#### PROBLEM TO WORK ON
Print every record below exactly as written.

#### INFORMATION SHOWN
>>
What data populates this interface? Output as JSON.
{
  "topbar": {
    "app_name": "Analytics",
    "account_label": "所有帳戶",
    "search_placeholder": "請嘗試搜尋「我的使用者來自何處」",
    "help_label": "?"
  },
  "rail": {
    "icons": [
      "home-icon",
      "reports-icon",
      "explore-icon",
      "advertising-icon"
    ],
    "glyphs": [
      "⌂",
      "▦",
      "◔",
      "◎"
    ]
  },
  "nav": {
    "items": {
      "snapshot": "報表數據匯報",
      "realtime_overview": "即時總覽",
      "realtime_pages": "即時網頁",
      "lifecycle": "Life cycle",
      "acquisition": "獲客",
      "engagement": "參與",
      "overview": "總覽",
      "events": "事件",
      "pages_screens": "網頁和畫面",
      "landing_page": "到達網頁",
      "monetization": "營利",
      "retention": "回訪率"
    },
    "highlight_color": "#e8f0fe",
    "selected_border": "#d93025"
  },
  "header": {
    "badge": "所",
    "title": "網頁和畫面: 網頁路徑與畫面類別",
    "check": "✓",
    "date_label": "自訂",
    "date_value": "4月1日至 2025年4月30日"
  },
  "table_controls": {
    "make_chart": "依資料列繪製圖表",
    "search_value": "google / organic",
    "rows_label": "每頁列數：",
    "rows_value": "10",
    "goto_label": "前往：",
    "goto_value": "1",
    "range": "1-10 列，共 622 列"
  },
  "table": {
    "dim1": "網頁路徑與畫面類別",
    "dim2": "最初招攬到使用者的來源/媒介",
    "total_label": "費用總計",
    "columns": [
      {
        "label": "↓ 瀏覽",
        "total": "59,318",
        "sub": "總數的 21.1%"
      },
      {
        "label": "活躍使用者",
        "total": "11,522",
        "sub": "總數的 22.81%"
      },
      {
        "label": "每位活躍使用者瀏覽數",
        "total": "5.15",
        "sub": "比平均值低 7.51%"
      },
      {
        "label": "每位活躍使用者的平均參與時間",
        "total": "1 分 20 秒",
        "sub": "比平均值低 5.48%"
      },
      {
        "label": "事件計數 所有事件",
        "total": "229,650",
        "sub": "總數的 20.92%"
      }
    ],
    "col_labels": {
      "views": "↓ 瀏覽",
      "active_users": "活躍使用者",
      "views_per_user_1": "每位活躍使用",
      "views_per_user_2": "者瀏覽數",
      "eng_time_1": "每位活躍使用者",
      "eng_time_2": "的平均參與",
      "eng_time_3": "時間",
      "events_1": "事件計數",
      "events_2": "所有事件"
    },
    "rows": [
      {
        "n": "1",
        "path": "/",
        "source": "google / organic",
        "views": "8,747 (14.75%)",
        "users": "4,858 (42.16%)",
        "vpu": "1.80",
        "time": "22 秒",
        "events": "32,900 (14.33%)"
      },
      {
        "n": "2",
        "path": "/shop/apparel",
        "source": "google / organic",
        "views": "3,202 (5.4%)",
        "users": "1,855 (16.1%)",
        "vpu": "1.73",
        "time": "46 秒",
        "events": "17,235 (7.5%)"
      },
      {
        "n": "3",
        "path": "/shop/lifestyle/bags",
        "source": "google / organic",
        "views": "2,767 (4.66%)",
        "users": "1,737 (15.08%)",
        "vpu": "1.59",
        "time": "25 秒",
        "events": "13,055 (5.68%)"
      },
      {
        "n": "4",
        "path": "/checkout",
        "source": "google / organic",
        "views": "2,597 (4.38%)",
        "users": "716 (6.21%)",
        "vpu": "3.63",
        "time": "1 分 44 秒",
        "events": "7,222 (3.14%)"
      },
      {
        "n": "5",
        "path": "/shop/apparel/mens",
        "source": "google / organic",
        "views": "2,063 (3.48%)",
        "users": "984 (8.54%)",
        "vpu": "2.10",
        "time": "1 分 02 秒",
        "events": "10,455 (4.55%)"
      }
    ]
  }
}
<<
#### REPLY TO THE TASK
What data populates this interface? Output as JSON.
{
  "topbar": {
    "app_name": "Analytics",
    "account_label": "所有帳戶",
    "search_placeholder": "請嘗試搜尋「我的使用者來自何處」",
    "help_label": "?"
  },
  "rail": {
    "icons": [
      "home-icon",
      "reports-icon",
      "explore-icon",
      "advertising-icon"
    ],
    "glyphs": [
      "⌂",
      "▦",
      "◔",
      "◎"
    ]
  },
  "nav": {
    "items": {
      "snapshot": "報表數據匯報",
      "realtime_overview": "即時總覽",
      "realtime_pages": "即時網頁",
      "lifecycle": "Life cycle",
      "acquisition": "獲客",
      "engagement": "參與",
      "overview": "總覽",
      "events": "事件",
      "pages_screens": "網頁和畫面",
      "landing_page": "到達網頁",
      "monetization": "營利",
      "retention": "回訪率"
    },
    "highlight_color": "#e8f0fe",
    "selected_border": "#d93025"
  },
  "header": {
    "badge": "所",
    "title": "網頁和畫面: 網頁路徑與畫面類別",
    "check": "✓",
    "date_label": "自訂",
    "date_value": "4月1日至 2025年4月30日"
  },
  "table_controls": {
    "make_chart": "依資料列繪製圖表",
    "search_value": "google / organic",
    "rows_label": "每頁列數：",
    "rows_value": "10",
    "goto_label": "前往：",
    "goto_value": "1",
    "range": "1-10 列，共 622 列"
  },
  "table": {
    "dim1": "網頁路徑與畫面類別",
    "dim2": "最初招攬到使用者的來源/媒介",
    "total_label": "費用總計",
    "columns": [
      {
        "label": "↓ 瀏覽",
        "total": "59,318",
        "sub": "總數的 21.1%"
      },
      {
        "label": "活躍使用者",
        "total": "11,522",
        "sub": "總數的 22.81%"
      },
      {
        "label": "每位活躍使用者瀏覽數",
        "total": "5.15",
        "sub": "比平均值低 7.51%"
      },
      {
        "label": "每位活躍使用者的平均參與時間",
        "total": "1 分 20 秒",
        "sub": "比平均值低 5.48%"
      },
      {
        "label": "事件計數 所有事件",
        "total": "229,650",
        "sub": "總數的 20.92%"
      }
    ],
    "col_labels": {
      "views": "↓ 瀏覽",
      "active_users": "活躍使用者",
      "views_per_user_1": "每位活躍使用",
      "views_per_user_2": "者瀏覽數",
      "eng_time_1": "每位活躍使用者",
      "eng_time_2": "的平均參與",
      "eng_time_3": "時間",
      "events_1": "事件計數",
      "events_2": "所有事件"
    },
    "rows": [
      {
        "n": "1",
        "path": "/",
        "source": "google / organic",
        "views": "8,747 (14.75%)",
        "users": "4,858 (42.16%)",
        "vpu": "1.80",
        "time": "22 秒",
        "events": "32,900 (14.33%)"
      },
      {
        "n": "2",
        "path": "/shop/apparel",
        "source": "google / organic",
        "views": "3,202 (5.4%)",
        "users": "1,855 (16.1%)",
        "vpu": "1.73",
        "time": "46 秒",
        "events": "17,235 (7.5%)"
      },
      {
        "n": "3",
        "path": "/shop/lifestyle/bags",
        "source": "google / organic",
        "views": "2,767 (4.66%)",
        "users": "1,737 (15.08%)",
        "vpu": "1.59",
        "time": "25 秒",
        "events": "13,055 (5.68%)"
      },
      {
        "n": "4",
        "path": "/checkout",
        "source": "google / organic",
        "views": "2,597 (4.38%)",
        "users": "716 (6.21%)",
        "vpu": "3.63",
        "time": "1 分 44 秒",
        "events": "7,222 (3.14%)"
      },
      {
        "n": "5",
        "path": "/shop/apparel/mens",
        "source": "google / organic",
        "views": "2,063 (3.48%)",
        "users": "984 (8.54%)",
        "vpu": "2.10",
        "time": "1 分 02 秒",
        "events": "10,455 (4.55%)"
      }
    ]
  }
}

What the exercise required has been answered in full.